***** Data supplied *****

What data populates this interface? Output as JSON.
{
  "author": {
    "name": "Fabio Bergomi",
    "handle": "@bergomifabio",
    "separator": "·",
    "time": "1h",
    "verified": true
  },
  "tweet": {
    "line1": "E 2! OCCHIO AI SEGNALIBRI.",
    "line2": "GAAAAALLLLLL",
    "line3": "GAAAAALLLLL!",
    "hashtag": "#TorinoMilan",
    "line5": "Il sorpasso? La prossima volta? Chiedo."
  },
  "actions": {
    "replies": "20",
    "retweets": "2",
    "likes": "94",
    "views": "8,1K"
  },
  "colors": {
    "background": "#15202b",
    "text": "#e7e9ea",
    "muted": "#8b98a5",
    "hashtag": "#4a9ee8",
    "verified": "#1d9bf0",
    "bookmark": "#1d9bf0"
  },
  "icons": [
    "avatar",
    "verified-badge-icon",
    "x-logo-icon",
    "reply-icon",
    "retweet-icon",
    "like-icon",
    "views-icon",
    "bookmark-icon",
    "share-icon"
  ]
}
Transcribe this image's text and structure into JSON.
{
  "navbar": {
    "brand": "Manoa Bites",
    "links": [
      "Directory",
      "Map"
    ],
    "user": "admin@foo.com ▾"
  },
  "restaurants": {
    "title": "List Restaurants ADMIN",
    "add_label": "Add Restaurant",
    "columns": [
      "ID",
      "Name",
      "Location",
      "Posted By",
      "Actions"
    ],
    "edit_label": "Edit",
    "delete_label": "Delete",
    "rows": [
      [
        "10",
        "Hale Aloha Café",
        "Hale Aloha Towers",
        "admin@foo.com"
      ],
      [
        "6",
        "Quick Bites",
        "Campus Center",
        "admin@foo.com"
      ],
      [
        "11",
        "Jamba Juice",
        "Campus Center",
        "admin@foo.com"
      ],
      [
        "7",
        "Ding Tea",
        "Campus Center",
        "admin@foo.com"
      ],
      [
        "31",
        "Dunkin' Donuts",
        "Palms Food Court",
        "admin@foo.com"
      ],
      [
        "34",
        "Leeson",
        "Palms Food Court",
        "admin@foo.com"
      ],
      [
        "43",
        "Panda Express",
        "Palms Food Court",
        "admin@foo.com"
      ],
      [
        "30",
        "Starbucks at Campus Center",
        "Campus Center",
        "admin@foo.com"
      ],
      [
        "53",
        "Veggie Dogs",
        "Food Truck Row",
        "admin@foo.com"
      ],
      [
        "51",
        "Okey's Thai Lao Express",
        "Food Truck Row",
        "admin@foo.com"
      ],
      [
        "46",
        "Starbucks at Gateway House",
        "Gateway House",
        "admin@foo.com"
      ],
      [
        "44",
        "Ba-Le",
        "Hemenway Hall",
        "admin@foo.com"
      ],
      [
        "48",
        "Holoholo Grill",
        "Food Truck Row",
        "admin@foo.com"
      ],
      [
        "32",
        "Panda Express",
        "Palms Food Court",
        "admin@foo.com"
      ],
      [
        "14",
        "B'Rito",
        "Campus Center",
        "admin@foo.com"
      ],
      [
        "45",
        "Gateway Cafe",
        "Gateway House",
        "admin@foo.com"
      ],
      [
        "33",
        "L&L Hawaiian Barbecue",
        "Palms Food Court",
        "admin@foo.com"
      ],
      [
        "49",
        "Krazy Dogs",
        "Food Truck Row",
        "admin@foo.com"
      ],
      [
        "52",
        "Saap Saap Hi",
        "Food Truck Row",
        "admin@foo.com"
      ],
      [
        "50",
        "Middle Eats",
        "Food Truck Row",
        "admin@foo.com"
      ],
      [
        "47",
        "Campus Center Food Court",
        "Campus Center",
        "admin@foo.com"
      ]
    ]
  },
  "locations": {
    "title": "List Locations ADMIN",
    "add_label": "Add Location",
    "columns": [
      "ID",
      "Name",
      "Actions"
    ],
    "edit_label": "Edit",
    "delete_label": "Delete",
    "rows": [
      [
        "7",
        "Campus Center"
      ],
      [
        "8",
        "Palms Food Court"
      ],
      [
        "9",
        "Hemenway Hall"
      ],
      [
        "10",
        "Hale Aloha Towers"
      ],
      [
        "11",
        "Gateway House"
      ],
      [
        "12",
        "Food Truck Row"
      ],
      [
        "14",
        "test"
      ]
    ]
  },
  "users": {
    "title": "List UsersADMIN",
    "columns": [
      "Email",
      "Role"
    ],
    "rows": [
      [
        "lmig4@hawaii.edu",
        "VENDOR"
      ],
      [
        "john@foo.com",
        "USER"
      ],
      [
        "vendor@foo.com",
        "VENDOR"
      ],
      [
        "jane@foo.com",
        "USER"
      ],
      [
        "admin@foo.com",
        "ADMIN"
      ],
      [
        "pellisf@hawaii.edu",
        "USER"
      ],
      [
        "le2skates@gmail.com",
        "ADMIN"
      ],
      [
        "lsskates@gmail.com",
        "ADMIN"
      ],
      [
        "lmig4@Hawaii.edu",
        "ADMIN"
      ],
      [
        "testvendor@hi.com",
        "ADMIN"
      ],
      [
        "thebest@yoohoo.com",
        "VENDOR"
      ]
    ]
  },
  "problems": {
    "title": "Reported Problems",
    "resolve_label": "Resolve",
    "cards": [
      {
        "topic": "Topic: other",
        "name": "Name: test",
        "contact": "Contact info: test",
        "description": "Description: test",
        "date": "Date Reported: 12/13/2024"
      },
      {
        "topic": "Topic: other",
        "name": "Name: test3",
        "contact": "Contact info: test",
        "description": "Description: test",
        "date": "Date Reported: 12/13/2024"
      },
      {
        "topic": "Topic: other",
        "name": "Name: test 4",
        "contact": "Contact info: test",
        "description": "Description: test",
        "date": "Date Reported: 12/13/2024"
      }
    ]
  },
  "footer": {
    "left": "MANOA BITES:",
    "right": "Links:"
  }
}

*****

### Your task
Say how many lines have the string "Gateway" in them, offering no words beyond the number.

### Exercise response
5